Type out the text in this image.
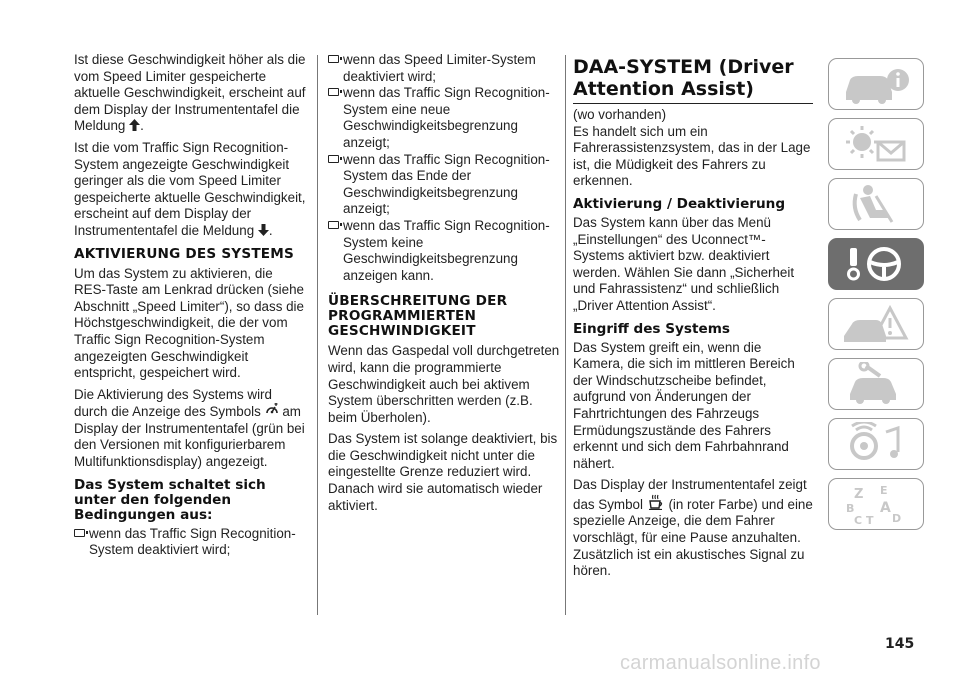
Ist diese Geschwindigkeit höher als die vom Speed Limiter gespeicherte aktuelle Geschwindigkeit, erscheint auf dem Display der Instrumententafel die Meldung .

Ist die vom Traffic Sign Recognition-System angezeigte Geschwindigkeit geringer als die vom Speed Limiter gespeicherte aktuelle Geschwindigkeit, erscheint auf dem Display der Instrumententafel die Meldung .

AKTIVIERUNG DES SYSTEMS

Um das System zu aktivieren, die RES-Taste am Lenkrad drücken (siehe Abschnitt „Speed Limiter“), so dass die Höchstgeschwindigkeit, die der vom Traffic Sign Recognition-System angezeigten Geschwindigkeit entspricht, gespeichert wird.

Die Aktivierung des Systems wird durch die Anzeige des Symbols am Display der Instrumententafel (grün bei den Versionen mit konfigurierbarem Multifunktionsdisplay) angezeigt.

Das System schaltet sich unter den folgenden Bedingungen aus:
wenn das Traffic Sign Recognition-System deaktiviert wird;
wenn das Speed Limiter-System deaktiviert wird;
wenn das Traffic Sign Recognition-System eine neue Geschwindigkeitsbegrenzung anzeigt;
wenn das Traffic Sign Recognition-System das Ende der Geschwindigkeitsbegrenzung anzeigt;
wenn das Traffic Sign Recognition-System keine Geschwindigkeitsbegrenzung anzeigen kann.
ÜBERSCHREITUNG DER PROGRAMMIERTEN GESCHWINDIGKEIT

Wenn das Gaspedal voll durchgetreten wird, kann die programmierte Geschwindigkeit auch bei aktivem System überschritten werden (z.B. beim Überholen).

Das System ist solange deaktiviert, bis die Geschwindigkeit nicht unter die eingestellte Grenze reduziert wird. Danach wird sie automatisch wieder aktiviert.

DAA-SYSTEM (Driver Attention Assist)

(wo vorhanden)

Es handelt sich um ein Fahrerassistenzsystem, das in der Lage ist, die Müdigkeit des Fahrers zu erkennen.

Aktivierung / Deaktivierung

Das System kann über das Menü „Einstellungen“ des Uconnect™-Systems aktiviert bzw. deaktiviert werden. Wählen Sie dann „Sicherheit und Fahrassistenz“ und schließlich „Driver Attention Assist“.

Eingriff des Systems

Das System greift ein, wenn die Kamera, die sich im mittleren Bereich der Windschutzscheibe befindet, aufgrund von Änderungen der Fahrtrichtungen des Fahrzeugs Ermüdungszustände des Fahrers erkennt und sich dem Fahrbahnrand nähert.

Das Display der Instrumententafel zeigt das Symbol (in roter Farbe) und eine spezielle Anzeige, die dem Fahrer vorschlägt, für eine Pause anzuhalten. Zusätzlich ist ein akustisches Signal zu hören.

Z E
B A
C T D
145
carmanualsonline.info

*Aim*. Gather from the records above every line containing the string "Display".

*Answer to the problem*.
Ist diese Geschwindigkeit höher als die vom Speed Limiter gespeicherte aktuelle Geschwindigkeit, erscheint auf dem Display der Instrumententafel die Meldung .
Ist die vom Traffic Sign Recognition-System angezeigte Geschwindigkeit geringer als die vom Speed Limiter gespeicherte aktuelle Geschwindigkeit, erscheint auf dem Display der Instrumententafel die Meldung .
Die Aktivierung des Systems wird durch die Anzeige des Symbols am Display der Instrumententafel (grün bei den Versionen mit konfigurierbarem Multifunktionsdisplay) angezeigt.
Das Display der Instrumententafel zeigt das Symbol (in roter Farbe) und eine spezielle Anzeige, die dem Fahrer vorschlägt, für eine Pause anzuhalten. Zusätzlich ist ein akustisches Signal zu hören.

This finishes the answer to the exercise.